LISTING
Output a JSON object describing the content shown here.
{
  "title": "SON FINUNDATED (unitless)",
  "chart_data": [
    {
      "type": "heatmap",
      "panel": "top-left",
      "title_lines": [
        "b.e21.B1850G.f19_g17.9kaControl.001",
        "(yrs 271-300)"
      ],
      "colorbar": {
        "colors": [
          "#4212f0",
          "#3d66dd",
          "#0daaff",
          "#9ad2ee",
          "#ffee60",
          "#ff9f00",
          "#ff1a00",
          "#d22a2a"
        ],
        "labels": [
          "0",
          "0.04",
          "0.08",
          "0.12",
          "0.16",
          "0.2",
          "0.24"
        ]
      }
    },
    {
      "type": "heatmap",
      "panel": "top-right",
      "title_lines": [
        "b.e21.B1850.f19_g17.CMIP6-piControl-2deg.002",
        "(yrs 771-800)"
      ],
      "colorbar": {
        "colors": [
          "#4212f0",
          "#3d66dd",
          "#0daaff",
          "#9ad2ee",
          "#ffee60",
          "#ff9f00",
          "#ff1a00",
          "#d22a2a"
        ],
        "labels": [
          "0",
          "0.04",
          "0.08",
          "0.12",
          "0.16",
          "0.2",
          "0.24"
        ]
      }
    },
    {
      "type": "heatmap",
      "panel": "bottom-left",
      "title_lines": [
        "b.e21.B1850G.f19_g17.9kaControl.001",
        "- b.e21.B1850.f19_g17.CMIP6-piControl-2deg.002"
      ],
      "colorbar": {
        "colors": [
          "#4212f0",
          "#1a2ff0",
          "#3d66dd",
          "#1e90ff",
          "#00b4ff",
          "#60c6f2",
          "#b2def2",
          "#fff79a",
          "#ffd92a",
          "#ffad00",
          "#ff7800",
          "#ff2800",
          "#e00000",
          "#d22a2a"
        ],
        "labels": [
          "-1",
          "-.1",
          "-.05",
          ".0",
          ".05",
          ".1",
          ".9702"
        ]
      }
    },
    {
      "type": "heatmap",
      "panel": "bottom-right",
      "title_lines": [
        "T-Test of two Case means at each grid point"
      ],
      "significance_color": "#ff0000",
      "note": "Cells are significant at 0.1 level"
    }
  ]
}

TASK INSTRUCTIONS
Working from the material above, state how many lines contain "piControl"; give only the number.

WRITTEN SOLUTION
2